---- Exercise material

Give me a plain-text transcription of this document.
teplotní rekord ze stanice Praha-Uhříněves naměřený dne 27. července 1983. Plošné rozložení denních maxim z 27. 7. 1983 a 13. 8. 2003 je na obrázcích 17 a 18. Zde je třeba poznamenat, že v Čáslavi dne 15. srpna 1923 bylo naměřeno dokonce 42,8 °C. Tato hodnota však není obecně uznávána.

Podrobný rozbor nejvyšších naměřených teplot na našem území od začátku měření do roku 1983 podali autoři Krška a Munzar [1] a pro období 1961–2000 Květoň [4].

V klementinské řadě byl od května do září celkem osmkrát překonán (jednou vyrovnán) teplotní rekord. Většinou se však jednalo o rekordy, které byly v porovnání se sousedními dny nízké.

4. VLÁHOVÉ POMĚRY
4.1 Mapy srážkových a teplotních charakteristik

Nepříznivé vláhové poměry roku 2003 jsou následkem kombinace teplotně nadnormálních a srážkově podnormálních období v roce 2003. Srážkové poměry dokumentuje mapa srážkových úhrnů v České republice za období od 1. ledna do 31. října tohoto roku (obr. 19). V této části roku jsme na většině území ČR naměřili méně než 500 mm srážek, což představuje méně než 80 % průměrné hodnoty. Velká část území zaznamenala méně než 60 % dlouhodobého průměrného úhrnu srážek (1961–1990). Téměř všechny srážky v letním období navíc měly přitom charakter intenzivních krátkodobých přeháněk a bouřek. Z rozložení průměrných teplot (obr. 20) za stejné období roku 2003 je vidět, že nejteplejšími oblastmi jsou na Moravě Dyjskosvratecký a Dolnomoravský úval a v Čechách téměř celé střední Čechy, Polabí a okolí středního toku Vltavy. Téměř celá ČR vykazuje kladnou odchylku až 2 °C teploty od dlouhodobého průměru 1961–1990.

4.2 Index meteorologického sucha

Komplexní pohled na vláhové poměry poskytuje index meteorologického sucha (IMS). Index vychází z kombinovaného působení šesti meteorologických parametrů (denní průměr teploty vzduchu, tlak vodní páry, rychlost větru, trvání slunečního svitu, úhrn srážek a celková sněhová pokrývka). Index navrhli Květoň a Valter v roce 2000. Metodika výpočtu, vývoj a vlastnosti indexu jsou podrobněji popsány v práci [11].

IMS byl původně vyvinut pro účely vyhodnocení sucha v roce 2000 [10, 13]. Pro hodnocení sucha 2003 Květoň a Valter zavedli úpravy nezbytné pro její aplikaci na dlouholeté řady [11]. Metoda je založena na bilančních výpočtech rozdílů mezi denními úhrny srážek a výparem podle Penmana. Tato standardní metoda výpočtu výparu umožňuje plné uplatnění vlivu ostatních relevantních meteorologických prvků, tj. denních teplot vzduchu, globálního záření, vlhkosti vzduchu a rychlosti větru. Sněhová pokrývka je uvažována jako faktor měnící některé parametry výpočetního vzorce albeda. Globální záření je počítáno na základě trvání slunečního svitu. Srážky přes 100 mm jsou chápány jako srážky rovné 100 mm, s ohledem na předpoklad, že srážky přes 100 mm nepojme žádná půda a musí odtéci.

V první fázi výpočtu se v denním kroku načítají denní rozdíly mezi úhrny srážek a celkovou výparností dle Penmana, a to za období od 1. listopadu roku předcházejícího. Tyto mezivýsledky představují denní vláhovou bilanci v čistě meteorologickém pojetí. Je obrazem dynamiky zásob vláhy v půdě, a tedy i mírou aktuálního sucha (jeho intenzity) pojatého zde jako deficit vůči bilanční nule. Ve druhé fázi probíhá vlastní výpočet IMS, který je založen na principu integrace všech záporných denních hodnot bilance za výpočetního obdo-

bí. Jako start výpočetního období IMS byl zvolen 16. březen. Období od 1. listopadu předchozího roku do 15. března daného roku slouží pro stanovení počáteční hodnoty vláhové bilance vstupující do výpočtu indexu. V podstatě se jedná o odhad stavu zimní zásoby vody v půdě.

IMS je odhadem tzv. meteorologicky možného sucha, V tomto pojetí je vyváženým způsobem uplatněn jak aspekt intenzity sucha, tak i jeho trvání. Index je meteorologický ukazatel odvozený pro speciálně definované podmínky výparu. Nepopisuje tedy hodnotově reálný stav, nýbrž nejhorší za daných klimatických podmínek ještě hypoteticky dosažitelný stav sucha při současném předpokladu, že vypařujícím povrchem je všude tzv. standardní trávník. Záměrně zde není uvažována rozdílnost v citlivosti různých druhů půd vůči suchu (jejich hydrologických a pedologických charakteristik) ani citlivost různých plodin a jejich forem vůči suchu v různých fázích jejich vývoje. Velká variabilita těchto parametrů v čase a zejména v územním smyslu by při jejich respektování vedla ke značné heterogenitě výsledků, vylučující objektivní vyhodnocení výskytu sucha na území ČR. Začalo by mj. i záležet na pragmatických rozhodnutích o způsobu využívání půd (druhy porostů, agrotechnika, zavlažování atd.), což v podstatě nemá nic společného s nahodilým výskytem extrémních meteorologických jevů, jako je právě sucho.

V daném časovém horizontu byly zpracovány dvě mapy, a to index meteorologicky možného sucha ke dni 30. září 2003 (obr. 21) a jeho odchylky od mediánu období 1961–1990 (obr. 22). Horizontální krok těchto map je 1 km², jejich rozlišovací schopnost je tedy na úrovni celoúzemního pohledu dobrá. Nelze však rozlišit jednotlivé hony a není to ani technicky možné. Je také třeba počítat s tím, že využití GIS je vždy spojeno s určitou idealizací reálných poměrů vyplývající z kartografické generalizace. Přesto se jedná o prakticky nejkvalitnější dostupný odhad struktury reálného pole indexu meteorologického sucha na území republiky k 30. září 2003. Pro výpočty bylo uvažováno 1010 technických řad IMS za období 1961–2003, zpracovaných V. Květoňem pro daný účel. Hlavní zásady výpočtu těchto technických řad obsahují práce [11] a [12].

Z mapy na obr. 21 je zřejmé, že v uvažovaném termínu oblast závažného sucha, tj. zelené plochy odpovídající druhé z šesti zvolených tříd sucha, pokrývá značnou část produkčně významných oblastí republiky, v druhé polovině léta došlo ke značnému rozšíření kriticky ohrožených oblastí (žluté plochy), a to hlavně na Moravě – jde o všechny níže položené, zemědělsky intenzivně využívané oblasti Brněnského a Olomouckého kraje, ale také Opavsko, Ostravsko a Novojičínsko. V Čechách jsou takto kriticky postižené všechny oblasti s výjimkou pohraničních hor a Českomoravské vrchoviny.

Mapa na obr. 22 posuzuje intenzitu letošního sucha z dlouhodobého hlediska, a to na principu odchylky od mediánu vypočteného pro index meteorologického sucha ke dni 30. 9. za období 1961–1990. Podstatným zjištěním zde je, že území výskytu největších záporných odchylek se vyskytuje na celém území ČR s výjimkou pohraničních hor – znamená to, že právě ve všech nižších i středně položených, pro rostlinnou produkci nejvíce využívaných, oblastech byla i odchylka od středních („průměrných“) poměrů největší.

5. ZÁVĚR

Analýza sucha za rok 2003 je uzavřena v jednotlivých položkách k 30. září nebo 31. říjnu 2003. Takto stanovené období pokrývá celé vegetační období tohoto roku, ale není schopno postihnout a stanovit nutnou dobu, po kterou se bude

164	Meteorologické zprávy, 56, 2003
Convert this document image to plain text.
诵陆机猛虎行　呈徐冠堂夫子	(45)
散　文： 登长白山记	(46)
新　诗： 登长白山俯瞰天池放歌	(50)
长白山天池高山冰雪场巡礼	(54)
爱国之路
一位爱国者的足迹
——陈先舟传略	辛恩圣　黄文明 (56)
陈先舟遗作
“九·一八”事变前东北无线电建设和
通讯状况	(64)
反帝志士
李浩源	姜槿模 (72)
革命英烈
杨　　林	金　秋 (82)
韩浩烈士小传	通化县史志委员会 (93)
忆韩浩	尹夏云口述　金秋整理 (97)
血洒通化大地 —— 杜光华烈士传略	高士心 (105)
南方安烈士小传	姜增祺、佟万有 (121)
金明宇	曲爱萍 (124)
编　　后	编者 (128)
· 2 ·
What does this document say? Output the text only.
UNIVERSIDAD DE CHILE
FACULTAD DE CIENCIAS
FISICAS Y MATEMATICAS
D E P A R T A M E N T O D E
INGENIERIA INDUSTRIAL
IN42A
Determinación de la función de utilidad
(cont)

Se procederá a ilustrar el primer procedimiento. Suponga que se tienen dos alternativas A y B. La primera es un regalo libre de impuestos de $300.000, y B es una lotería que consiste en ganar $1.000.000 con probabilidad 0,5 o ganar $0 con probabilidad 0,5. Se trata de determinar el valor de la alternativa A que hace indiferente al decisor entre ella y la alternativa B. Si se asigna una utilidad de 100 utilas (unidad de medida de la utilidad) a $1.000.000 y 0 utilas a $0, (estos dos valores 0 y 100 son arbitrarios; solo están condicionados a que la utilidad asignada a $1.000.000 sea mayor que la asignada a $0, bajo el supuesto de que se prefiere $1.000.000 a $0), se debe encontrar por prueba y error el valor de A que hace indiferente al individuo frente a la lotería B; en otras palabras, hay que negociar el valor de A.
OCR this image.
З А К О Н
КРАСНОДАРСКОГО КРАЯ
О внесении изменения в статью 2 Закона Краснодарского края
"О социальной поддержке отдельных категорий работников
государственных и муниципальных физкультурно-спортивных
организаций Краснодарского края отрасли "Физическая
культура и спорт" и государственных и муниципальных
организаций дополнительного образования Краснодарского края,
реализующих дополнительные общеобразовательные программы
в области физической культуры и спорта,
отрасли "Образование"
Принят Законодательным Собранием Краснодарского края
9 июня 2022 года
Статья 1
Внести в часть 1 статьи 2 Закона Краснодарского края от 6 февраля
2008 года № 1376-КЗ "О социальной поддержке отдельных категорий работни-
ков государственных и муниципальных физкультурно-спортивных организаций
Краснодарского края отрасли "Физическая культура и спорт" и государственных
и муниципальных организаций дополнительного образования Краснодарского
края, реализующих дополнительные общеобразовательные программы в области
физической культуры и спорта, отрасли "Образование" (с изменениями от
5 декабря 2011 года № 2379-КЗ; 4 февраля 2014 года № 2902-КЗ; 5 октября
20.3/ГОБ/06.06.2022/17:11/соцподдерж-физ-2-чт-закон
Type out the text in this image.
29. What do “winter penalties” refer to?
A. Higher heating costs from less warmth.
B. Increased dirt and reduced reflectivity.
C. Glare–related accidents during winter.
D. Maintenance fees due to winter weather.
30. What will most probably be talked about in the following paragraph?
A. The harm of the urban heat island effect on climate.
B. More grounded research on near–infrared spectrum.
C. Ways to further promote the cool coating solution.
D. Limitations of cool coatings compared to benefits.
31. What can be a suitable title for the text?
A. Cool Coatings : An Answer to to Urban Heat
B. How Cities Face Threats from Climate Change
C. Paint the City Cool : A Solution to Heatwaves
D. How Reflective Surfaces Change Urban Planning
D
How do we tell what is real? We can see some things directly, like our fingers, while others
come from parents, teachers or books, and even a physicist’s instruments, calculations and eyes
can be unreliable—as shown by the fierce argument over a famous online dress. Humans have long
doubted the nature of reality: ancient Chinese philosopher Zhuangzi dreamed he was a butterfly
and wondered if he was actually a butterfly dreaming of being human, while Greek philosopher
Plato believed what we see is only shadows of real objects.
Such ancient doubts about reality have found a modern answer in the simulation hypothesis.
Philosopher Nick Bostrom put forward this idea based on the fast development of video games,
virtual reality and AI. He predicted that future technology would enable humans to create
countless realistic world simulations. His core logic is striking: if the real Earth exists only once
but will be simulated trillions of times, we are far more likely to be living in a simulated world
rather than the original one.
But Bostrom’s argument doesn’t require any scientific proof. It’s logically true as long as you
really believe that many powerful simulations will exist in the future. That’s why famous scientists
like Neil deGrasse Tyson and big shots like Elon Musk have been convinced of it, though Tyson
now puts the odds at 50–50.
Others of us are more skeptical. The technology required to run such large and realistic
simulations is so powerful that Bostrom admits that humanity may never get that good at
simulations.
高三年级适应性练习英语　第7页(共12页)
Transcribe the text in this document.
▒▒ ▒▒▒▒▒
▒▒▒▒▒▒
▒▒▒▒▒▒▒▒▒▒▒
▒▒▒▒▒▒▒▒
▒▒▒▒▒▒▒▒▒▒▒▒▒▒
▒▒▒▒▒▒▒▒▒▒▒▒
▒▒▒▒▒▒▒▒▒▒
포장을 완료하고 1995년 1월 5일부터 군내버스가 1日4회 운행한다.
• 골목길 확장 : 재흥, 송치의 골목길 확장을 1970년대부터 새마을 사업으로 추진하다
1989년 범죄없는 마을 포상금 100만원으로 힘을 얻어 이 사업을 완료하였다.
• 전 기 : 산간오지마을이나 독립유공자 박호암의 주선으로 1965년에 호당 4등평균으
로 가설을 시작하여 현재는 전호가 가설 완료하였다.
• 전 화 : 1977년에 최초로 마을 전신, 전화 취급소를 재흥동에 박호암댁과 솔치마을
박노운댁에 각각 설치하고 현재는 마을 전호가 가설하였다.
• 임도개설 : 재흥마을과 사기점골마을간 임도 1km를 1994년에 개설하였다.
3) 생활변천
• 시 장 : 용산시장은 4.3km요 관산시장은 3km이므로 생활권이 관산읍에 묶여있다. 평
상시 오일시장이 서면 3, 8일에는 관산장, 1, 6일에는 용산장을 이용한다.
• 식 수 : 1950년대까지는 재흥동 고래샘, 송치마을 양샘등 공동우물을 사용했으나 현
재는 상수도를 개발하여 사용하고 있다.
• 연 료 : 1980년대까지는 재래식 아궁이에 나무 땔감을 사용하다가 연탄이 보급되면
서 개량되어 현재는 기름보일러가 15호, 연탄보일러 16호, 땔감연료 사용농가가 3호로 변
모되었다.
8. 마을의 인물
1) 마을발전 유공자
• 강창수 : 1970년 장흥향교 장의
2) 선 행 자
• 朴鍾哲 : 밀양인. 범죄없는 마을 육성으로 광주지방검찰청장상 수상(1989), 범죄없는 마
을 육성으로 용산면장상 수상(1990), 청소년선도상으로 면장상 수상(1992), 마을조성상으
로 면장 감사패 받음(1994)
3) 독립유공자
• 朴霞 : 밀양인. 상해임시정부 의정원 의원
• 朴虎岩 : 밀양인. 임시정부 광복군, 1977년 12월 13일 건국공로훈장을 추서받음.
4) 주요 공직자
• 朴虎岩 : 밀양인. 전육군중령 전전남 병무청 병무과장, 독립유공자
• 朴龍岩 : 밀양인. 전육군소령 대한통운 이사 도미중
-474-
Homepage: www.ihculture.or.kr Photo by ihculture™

--------

*Stated exercise*:
Write only the number of lines in the records that include the word "государственных".

*Answer*:
4